◆ **Task to carry out**:
Every record must be repeated exactly; omit any pictures they contain.

◆ **Exercise materials**:
** Begin **

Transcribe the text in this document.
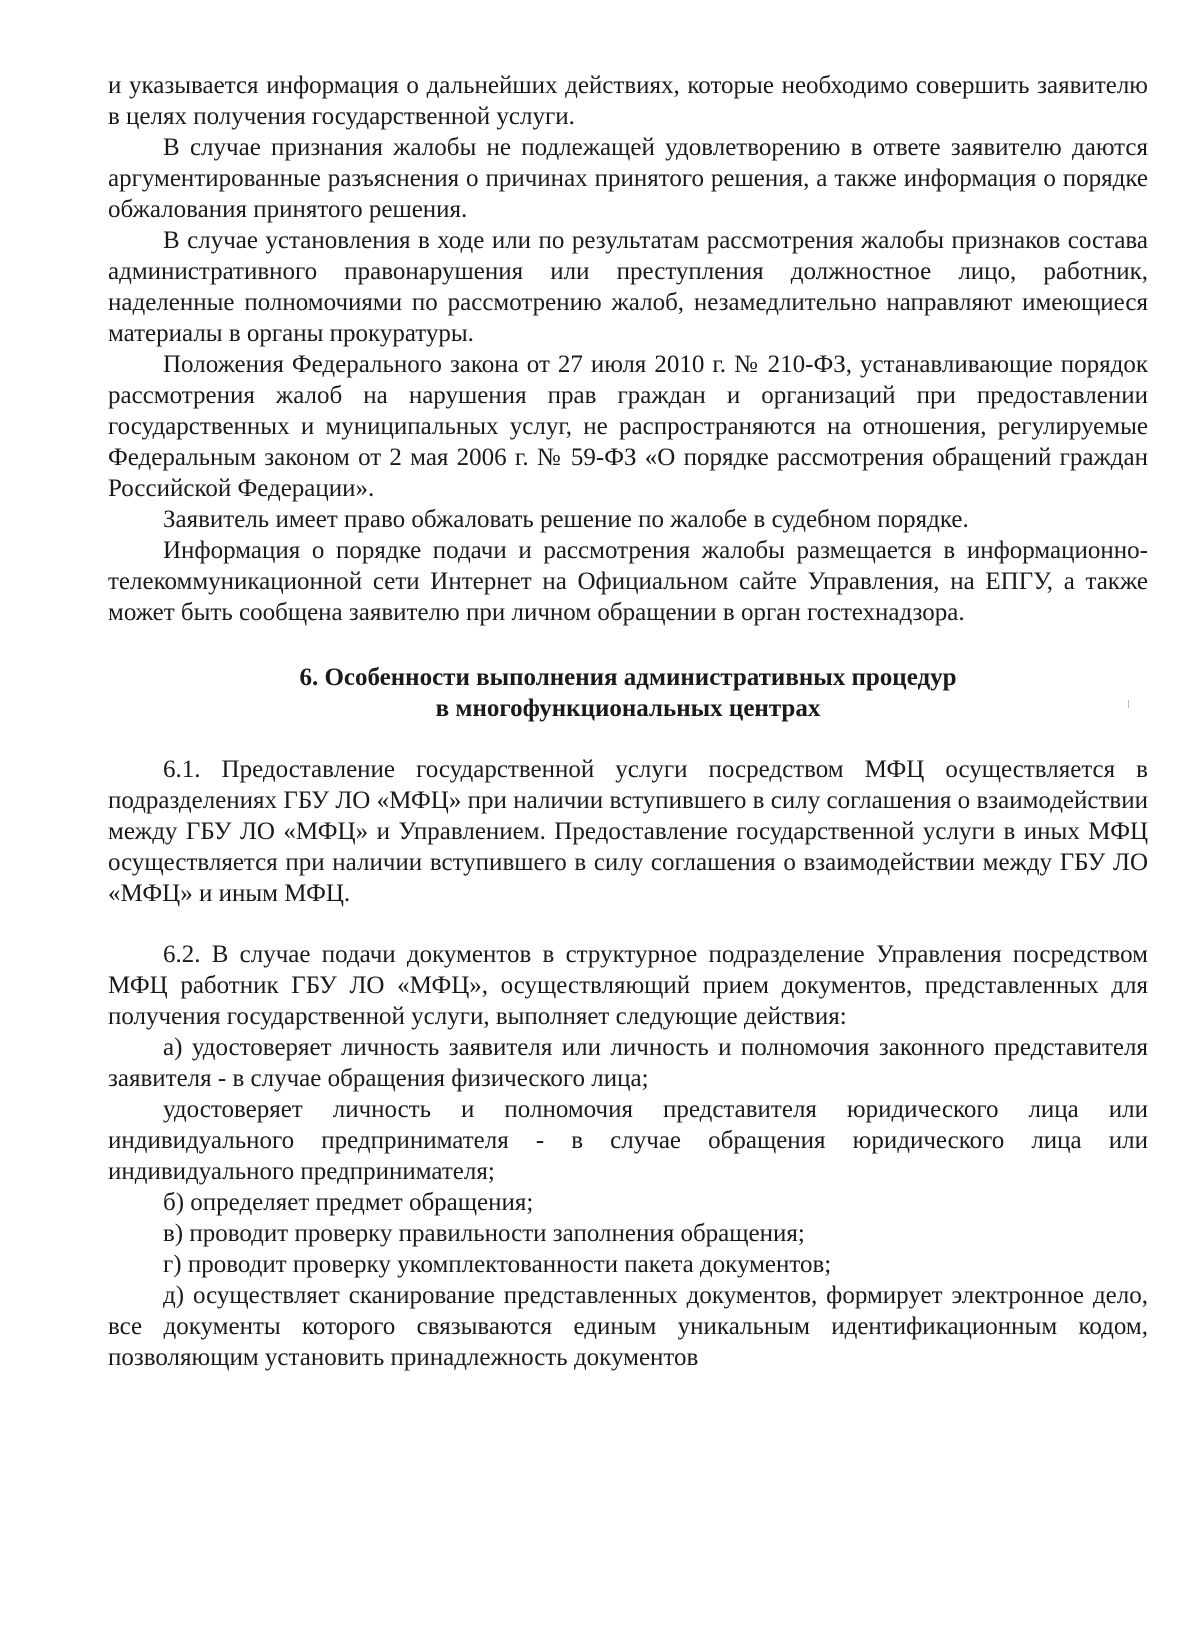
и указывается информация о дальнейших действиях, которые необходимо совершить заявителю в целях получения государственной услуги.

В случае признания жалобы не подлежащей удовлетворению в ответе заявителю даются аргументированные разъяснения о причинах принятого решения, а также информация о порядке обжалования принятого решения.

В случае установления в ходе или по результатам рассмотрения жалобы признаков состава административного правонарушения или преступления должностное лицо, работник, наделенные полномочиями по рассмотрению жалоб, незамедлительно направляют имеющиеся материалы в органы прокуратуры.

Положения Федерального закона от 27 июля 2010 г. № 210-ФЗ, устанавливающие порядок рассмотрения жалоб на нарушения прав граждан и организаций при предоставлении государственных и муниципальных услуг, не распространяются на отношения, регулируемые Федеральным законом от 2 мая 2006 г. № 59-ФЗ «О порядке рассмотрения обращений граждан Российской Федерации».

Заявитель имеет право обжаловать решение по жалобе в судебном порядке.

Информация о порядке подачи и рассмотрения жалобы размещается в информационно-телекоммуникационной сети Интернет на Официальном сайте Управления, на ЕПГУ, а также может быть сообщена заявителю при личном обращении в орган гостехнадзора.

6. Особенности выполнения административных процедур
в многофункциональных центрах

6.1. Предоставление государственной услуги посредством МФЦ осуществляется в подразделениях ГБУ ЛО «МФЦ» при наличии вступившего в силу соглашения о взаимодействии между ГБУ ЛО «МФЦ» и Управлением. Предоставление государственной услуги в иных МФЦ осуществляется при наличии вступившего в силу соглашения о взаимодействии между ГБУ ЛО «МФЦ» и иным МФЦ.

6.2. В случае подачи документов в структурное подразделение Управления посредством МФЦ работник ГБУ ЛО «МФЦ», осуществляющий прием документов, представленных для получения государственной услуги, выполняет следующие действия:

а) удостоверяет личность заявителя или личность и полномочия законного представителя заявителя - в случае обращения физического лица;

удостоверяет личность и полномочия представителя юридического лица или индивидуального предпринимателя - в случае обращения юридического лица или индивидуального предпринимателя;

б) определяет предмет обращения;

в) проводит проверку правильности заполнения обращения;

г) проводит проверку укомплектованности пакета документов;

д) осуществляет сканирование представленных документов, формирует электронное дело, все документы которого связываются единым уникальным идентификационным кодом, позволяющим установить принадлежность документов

** End **

◆ **Task answer**:
Transcribe the text in this document.
и указывается информация о дальнейших действиях, которые необходимо совершить заявителю в целях получения государственной услуги.

В случае признания жалобы не подлежащей удовлетворению в ответе заявителю даются аргументированные разъяснения о причинах принятого решения, а также информация о порядке обжалования принятого решения.

В случае установления в ходе или по результатам рассмотрения жалобы признаков состава административного правонарушения или преступления должностное лицо, работник, наделенные полномочиями по рассмотрению жалоб, незамедлительно направляют имеющиеся материалы в органы прокуратуры.

Положения Федерального закона от 27 июля 2010 г. № 210-ФЗ, устанавливающие порядок рассмотрения жалоб на нарушения прав граждан и организаций при предоставлении государственных и муниципальных услуг, не распространяются на отношения, регулируемые Федеральным законом от 2 мая 2006 г. № 59-ФЗ «О порядке рассмотрения обращений граждан Российской Федерации».

Заявитель имеет право обжаловать решение по жалобе в судебном порядке.

Информация о порядке подачи и рассмотрения жалобы размещается в информационно-телекоммуникационной сети Интернет на Официальном сайте Управления, на ЕПГУ, а также может быть сообщена заявителю при личном обращении в орган гостехнадзора.

6. Особенности выполнения административных процедур
в многофункциональных центрах

6.1. Предоставление государственной услуги посредством МФЦ осуществляется в подразделениях ГБУ ЛО «МФЦ» при наличии вступившего в силу соглашения о взаимодействии между ГБУ ЛО «МФЦ» и Управлением. Предоставление государственной услуги в иных МФЦ осуществляется при наличии вступившего в силу соглашения о взаимодействии между ГБУ ЛО «МФЦ» и иным МФЦ.

6.2. В случае подачи документов в структурное подразделение Управления посредством МФЦ работник ГБУ ЛО «МФЦ», осуществляющий прием документов, представленных для получения государственной услуги, выполняет следующие действия:

а) удостоверяет личность заявителя или личность и полномочия законного представителя заявителя - в случае обращения физического лица;

удостоверяет личность и полномочия представителя юридического лица или индивидуального предпринимателя - в случае обращения юридического лица или индивидуального предпринимателя;

б) определяет предмет обращения;

в) проводит проверку правильности заполнения обращения;

г) проводит проверку укомплектованности пакета документов;

д) осуществляет сканирование представленных документов, формирует электронное дело, все документы которого связываются единым уникальным идентификационным кодом, позволяющим установить принадлежность документов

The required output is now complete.